待完成任务
1 > 请列出YOLOv8检测示例的概述部分中点名提到的全部K230 CanMV平台硬件模块。
2 > 请从YOLOv8检测示例的最后一行之后接着续写下去。

文档片段

* * * * * * *

2. YOLOv8检测示例#

1. 概述#

K230 CanMV YOLOv8检测是通过 MicroPython 语言开发实现的一个简单应用,具备摄像头数据采集推理和检测目标并画框功能。该示例程序应用到了 K230 CanMV 平台的多个硬件模块:AI2D、KPU、Sensor、Display 等。该应用主要说明如何在K230的多媒体模块下实现AI推理!

📌 该示例是AI Demo中PipeLine结构的详细实现,PipeLine结构是基于本应用的代码逻辑进行的应用层简化封装。当PipeLine结构无法满足用户开发需求时,可以参考这一部分代码实现开发!

2. 硬件环境#

运行该示例程序需要如下硬件环境:K230 CanMV开发板及配套Sensor模组。

3. 示例代码#

import os,sys
from media.sensor import *
from media.display import *
from media.media import *
import nncase_runtime as nn
import ulab.numpy as np
import time,image,random,gc
from libs.Utils import *

#-----------------------------其他必要方法---------------------------------------------
# 多目标检测 非最大值抑制方法实现
def nms(boxes,scores,thresh):
    """Pure Python NMS baseline."""
    x1,y1,x2,y2 = boxes[:, 0],boxes[:, 1],boxes[:, 2],boxes[:, 3]
    areas = (x2 - x1 + 1) * (y2 - y1 + 1)
    order = np.argsort(scores,axis = 0)[::-1]
    keep = []
    while order.size > 0:
        i = order[0]
        keep.append(i)
        new_x1,new_y1,new_x2,new_y2,new_areas = [],[],[],[],[]
        for order_i in order:
            new_x1.append(x1[order_i])
            new_x2.append(x2[order_i])
            new_y1.append(y1[order_i])
            new_y2.append(y2[order_i])
            new_areas.append(areas[order_i])
        new_x1 = np.array(new_x1)
        new_x2 = np.array(new_x2)
        new_y1 = np.array(new_y1)
        new_y2 = np.array(new_y2)
        xx1 = np.maximum(x1[i], new_x1)
        yy1 = np.maximum(y1[i], new_y1)
        xx2 = np.minimum(x2[i], new_x2)
        yy2 = np.minimum(y2[i], new_y2)
        w = np.maximum(0.0, xx2 - xx1 + 1)

* * * * * * *

数据条目
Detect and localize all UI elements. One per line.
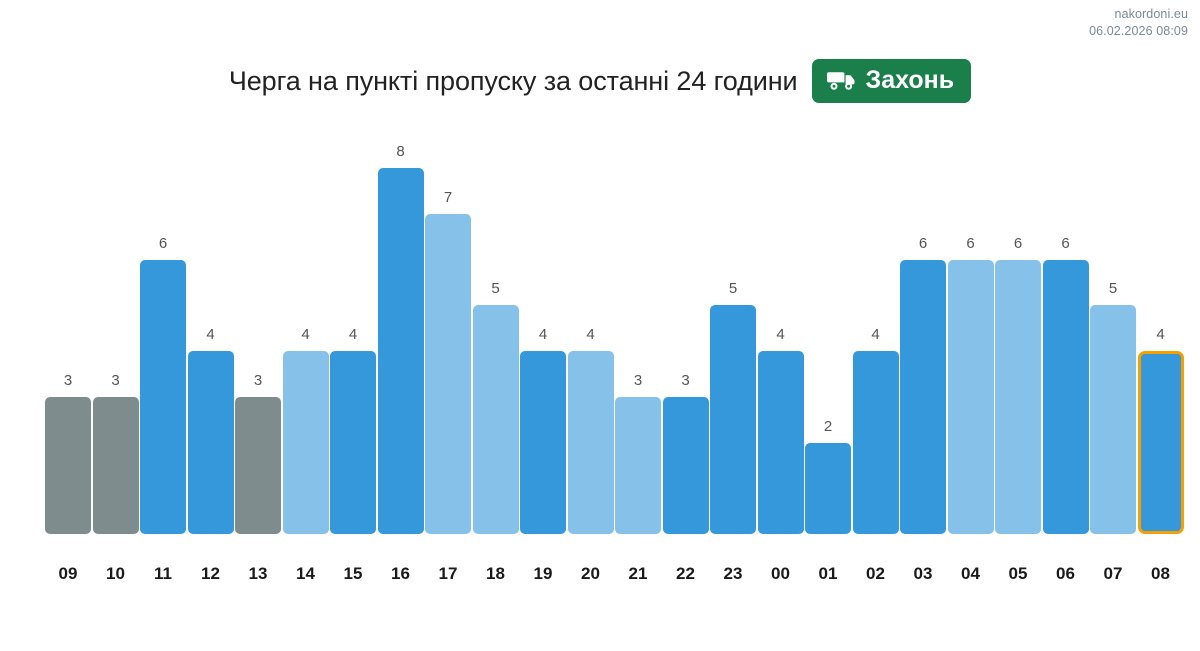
bar-slot: 4: [330, 130, 376, 534]
bar-value-label: 6: [140, 236, 186, 251]
x-axis-tick-label: 03: [900, 565, 946, 582]
truck-icon: [827, 70, 857, 92]
bar-slot: 6: [948, 130, 994, 534]
site-name: nakordoni.eu: [1089, 6, 1188, 23]
bar-slot: 7: [425, 130, 471, 534]
bar-slot: 3: [235, 130, 281, 534]
bar-slot: 3: [615, 130, 661, 534]
x-axis-tick-label: 01: [805, 565, 851, 582]
bar-slot: 4: [758, 130, 804, 534]
bar-value-label: 3: [663, 373, 709, 388]
bar-value-label: 4: [853, 327, 899, 342]
timestamp: 06.02.2026 08:09: [1089, 23, 1188, 40]
bar-slot: 2: [805, 130, 851, 534]
chart-plot-area: 336434487544335424666654: [45, 130, 1177, 534]
bar-slot: 5: [473, 130, 519, 534]
bar-slot: 4: [1138, 130, 1184, 534]
bar[interactable]: [568, 351, 614, 534]
x-axis-tick-label: 06: [1043, 565, 1089, 582]
x-axis-tick-label: 08: [1138, 565, 1184, 582]
bar-value-label: 5: [473, 281, 519, 296]
x-axis-tick-label: 16: [378, 565, 424, 582]
bar-highlighted[interactable]: [1138, 351, 1184, 534]
x-axis-tick-label: 04: [948, 565, 994, 582]
bar-value-label: 4: [188, 327, 234, 342]
bar-value-label: 4: [330, 327, 376, 342]
checkpoint-badge-label: Захонь: [866, 68, 955, 93]
bar[interactable]: [283, 351, 329, 534]
bar-slot: 5: [710, 130, 756, 534]
bar[interactable]: [425, 214, 471, 534]
bar-slot: 4: [520, 130, 566, 534]
bar[interactable]: [758, 351, 804, 534]
x-axis-tick-label: 19: [520, 565, 566, 582]
checkpoint-badge[interactable]: Захонь: [812, 59, 972, 103]
bar[interactable]: [615, 397, 661, 534]
bar-slot: 3: [93, 130, 139, 534]
bar-value-label: 4: [568, 327, 614, 342]
bar-slot: 5: [1090, 130, 1136, 534]
bar[interactable]: [1043, 260, 1089, 535]
bar-value-label: 3: [45, 373, 91, 388]
bar-value-label: 6: [995, 236, 1041, 251]
bar-value-label: 4: [283, 327, 329, 342]
bar[interactable]: [473, 305, 519, 534]
x-axis-tick-label: 00: [758, 565, 804, 582]
bar-value-label: 4: [758, 327, 804, 342]
bar-value-label: 6: [1043, 236, 1089, 251]
x-axis-tick-label: 17: [425, 565, 471, 582]
x-axis-tick-label: 12: [188, 565, 234, 582]
x-axis-tick-label: 21: [615, 565, 661, 582]
bar[interactable]: [330, 351, 376, 534]
bar-slot: 4: [188, 130, 234, 534]
bar-series: 336434487544335424666654: [45, 130, 1177, 534]
bar[interactable]: [45, 397, 91, 534]
bar-value-label: 6: [948, 236, 994, 251]
bar[interactable]: [853, 351, 899, 534]
x-axis-tick-label: 23: [710, 565, 756, 582]
bar-slot: 6: [900, 130, 946, 534]
bar-value-label: 4: [520, 327, 566, 342]
bar-value-label: 3: [93, 373, 139, 388]
x-axis-tick-label: 10: [93, 565, 139, 582]
bar[interactable]: [520, 351, 566, 534]
x-axis-tick-label: 14: [283, 565, 329, 582]
bar-value-label: 7: [425, 190, 471, 205]
bar-value-label: 5: [1090, 281, 1136, 296]
watermark: nakordoni.eu 06.02.2026 08:09: [1089, 6, 1188, 40]
bar[interactable]: [188, 351, 234, 534]
bar-slot: 4: [283, 130, 329, 534]
page-title: Черга на пункті пропуску за останні 24 г…: [229, 66, 798, 97]
bar-slot: 6: [140, 130, 186, 534]
bar[interactable]: [378, 168, 424, 534]
bar[interactable]: [235, 397, 281, 534]
bar[interactable]: [710, 305, 756, 534]
bar-slot: 6: [995, 130, 1041, 534]
x-axis-tick-label: 02: [853, 565, 899, 582]
bar-slot: 4: [853, 130, 899, 534]
chart-header: Черга на пункті пропуску за останні 24 г…: [0, 55, 1200, 107]
x-axis-tick-label: 05: [995, 565, 1041, 582]
bar-slot: 3: [663, 130, 709, 534]
x-axis-tick-label: 09: [45, 565, 91, 582]
bar-slot: 6: [1043, 130, 1089, 534]
bar[interactable]: [93, 397, 139, 534]
x-axis-tick-label: 20: [568, 565, 614, 582]
bar-slot: 8: [378, 130, 424, 534]
bar[interactable]: [663, 397, 709, 534]
bar[interactable]: [900, 260, 946, 535]
bar[interactable]: [995, 260, 1041, 535]
bar[interactable]: [805, 443, 851, 535]
x-axis-tick-label: 13: [235, 565, 281, 582]
bar[interactable]: [948, 260, 994, 535]
x-axis-tick-label: 11: [140, 565, 186, 582]
bar-slot: 4: [568, 130, 614, 534]
x-axis: 0910111213141516171819202122230001020304…: [45, 565, 1177, 595]
bar-value-label: 3: [235, 373, 281, 388]
bar-value-label: 4: [1138, 327, 1184, 342]
x-axis-tick-label: 22: [663, 565, 709, 582]
x-axis-tick-label: 07: [1090, 565, 1136, 582]
bar-value-label: 5: [710, 281, 756, 296]
bar[interactable]: [1090, 305, 1136, 534]
bar-value-label: 2: [805, 419, 851, 434]
x-axis-tick-label: 15: [330, 565, 376, 582]
bar-value-label: 6: [900, 236, 946, 251]
x-axis-tick-label: 18: [473, 565, 519, 582]
bar-slot: 3: [45, 130, 91, 534]
bar-value-label: 8: [378, 144, 424, 159]
bar[interactable]: [140, 260, 186, 535]
bar-value-label: 3: [615, 373, 661, 388]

* * * * * * *

任务结果
1 > AI2D、KPU、Sensor、Display

2 >
        h = np.maximum(0.0, yy2 - yy1 + 1)
        inter = w * h
        new_areas = np.array(new_areas)
        ovr = inter / (areas[i] + new_areas - inter)
        new_order = []
        for ovr_i,ind in enumerate(ovr):
            if ind < thresh:
                new_order.append(order[ovr_i])
        order = np.array(new_order,dtype=np.uint8)
    return keep

# 计算padding缩放比例和上下左右padding大小
def letterbox_pad_param(input_size,output_size):
    ratio_w = output_size[0] / input_size[0]  # 宽度缩放比例
    ratio_h = output_size[1] / input_size[1]   # 高度缩放比例
    ratio = min(ratio_w, ratio_h)  # 取较小的缩放比例
    new_w = int(ratio * input_size[0])  # 新宽度
    new_h = int(ratio * input_size[1])  # 新高度
    dw = (output_size[0] - new_w) / 2  # 宽度差
    dh = (output_size[1] - new_h) / 2  # 高度差
    top = int(round(0))
    bottom = int(round(dh * 2 + 0.1))
    left = int(round(0))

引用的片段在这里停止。